Set exercise:
Print the entries below in their entirety, exactly as they are written.

--- Start Given data ---

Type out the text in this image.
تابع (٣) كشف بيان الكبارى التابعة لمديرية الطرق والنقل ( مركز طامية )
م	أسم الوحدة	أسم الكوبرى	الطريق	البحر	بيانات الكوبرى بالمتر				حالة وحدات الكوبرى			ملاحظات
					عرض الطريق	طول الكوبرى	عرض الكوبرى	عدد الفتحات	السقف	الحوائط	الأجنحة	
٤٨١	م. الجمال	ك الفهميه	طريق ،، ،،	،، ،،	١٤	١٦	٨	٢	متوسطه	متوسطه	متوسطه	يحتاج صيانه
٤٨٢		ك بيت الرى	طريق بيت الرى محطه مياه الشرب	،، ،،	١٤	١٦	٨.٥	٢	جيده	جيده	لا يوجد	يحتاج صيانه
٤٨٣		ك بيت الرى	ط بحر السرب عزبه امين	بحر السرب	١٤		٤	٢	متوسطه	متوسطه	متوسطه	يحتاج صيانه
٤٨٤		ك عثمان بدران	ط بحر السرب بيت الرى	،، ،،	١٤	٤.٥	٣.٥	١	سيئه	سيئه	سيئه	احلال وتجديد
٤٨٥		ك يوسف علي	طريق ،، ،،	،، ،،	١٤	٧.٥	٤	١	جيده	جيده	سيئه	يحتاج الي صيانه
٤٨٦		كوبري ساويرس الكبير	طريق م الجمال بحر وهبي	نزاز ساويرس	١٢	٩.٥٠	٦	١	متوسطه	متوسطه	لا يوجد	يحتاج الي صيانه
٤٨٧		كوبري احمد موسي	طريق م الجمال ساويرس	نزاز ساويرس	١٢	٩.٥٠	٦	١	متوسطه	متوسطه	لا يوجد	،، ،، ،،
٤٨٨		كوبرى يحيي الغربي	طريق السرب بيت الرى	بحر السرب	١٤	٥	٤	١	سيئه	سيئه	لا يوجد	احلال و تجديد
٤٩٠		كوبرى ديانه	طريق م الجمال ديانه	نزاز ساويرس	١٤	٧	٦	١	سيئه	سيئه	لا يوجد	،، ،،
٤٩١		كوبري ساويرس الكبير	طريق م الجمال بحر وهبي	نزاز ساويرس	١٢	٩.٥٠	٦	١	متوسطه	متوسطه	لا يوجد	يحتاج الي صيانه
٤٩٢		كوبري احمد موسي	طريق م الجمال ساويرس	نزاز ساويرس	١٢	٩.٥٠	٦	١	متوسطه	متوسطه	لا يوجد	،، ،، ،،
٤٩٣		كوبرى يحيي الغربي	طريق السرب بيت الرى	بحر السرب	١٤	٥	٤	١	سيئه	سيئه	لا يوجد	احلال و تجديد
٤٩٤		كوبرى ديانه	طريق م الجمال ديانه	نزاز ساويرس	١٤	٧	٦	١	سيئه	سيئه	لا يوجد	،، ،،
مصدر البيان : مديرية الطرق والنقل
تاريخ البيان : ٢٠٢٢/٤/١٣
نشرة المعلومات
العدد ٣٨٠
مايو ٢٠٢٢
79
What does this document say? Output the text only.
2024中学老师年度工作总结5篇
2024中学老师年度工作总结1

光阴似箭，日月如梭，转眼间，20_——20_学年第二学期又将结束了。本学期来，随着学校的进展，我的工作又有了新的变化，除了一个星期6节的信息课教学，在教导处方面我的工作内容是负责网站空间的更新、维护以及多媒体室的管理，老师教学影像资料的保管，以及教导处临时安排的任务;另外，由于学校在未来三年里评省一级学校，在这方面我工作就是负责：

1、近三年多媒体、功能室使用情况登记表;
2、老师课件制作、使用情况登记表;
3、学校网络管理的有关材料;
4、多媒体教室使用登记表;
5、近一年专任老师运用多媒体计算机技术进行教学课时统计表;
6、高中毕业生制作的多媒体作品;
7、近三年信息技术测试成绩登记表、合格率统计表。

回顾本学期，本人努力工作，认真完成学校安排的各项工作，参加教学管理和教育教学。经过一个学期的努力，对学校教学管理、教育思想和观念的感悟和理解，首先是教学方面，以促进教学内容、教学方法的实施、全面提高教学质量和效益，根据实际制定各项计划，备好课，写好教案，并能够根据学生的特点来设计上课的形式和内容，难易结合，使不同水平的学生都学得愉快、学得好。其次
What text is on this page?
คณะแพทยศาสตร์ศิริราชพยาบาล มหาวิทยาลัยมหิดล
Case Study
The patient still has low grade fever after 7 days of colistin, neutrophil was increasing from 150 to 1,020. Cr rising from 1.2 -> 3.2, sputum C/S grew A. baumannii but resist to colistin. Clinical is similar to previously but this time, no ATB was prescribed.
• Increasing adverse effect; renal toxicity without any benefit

--- End Given data ---

Output below:
Type out the text in this image.
تابع (٣) كشف بيان الكبارى التابعة لمديرية الطرق والنقل ( مركز طامية )
م	أسم الوحدة	أسم الكوبرى	الطريق	البحر	بيانات الكوبرى بالمتر				حالة وحدات الكوبرى			ملاحظات
					عرض الطريق	طول الكوبرى	عرض الكوبرى	عدد الفتحات	السقف	الحوائط	الأجنحة	
٤٨١	م. الجمال	ك الفهميه	طريق ،، ،،	،، ،،	١٤	١٦	٨	٢	متوسطه	متوسطه	متوسطه	يحتاج صيانه
٤٨٢		ك بيت الرى	طريق بيت الرى محطه مياه الشرب	،، ،،	١٤	١٦	٨.٥	٢	جيده	جيده	لا يوجد	يحتاج صيانه
٤٨٣		ك بيت الرى	ط بحر السرب عزبه امين	بحر السرب	١٤		٤	٢	متوسطه	متوسطه	متوسطه	يحتاج صيانه
٤٨٤		ك عثمان بدران	ط بحر السرب بيت الرى	،، ،،	١٤	٤.٥	٣.٥	١	سيئه	سيئه	سيئه	احلال وتجديد
٤٨٥		ك يوسف علي	طريق ،، ،،	،، ،،	١٤	٧.٥	٤	١	جيده	جيده	سيئه	يحتاج الي صيانه
٤٨٦		كوبري ساويرس الكبير	طريق م الجمال بحر وهبي	نزاز ساويرس	١٢	٩.٥٠	٦	١	متوسطه	متوسطه	لا يوجد	يحتاج الي صيانه
٤٨٧		كوبري احمد موسي	طريق م الجمال ساويرس	نزاز ساويرس	١٢	٩.٥٠	٦	١	متوسطه	متوسطه	لا يوجد	،، ،، ،،
٤٨٨		كوبرى يحيي الغربي	طريق السرب بيت الرى	بحر السرب	١٤	٥	٤	١	سيئه	سيئه	لا يوجد	احلال و تجديد
٤٩٠		كوبرى ديانه	طريق م الجمال ديانه	نزاز ساويرس	١٤	٧	٦	١	سيئه	سيئه	لا يوجد	،، ،،
٤٩١		كوبري ساويرس الكبير	طريق م الجمال بحر وهبي	نزاز ساويرس	١٢	٩.٥٠	٦	١	متوسطه	متوسطه	لا يوجد	يحتاج الي صيانه
٤٩٢		كوبري احمد موسي	طريق م الجمال ساويرس	نزاز ساويرس	١٢	٩.٥٠	٦	١	متوسطه	متوسطه	لا يوجد	،، ،، ،،
٤٩٣		كوبرى يحيي الغربي	طريق السرب بيت الرى	بحر السرب	١٤	٥	٤	١	سيئه	سيئه	لا يوجد	احلال و تجديد
٤٩٤		كوبرى ديانه	طريق م الجمال ديانه	نزاز ساويرس	١٤	٧	٦	١	سيئه	سيئه	لا يوجد	،، ،،
مصدر البيان : مديرية الطرق والنقل
تاريخ البيان : ٢٠٢٢/٤/١٣
نشرة المعلومات
العدد ٣٨٠
مايو ٢٠٢٢
79
What does this document say? Output the text only.
2024中学老师年度工作总结5篇
2024中学老师年度工作总结1

光阴似箭，日月如梭，转眼间，20_——20_学年第二学期又将结束了。本学期来，随着学校的进展，我的工作又有了新的变化，除了一个星期6节的信息课教学，在教导处方面我的工作内容是负责网站空间的更新、维护以及多媒体室的管理，老师教学影像资料的保管，以及教导处临时安排的任务;另外，由于学校在未来三年里评省一级学校，在这方面我工作就是负责：

1、近三年多媒体、功能室使用情况登记表;
2、老师课件制作、使用情况登记表;
3、学校网络管理的有关材料;
4、多媒体教室使用登记表;
5、近一年专任老师运用多媒体计算机技术进行教学课时统计表;
6、高中毕业生制作的多媒体作品;
7、近三年信息技术测试成绩登记表、合格率统计表。

回顾本学期，本人努力工作，认真完成学校安排的各项工作，参加教学管理和教育教学。经过一个学期的努力，对学校教学管理、教育思想和观念的感悟和理解，首先是教学方面，以促进教学内容、教学方法的实施、全面提高教学质量和效益，根据实际制定各项计划，备好课，写好教案，并能够根据学生的特点来设计上课的形式和内容，难易结合，使不同水平的学生都学得愉快、学得好。其次
What text is on this page?
คณะแพทยศาสตร์ศิริราชพยาบาล มหาวิทยาลัยมหิดล
Case Study
The patient still has low grade fever after 7 days of colistin, neutrophil was increasing from 150 to 1,020. Cr rising from 1.2 -> 3.2, sputum C/S grew A. baumannii but resist to colistin. Clinical is similar to previously but this time, no ATB was prescribed.
• Increasing adverse effect; renal toxicity without any benefit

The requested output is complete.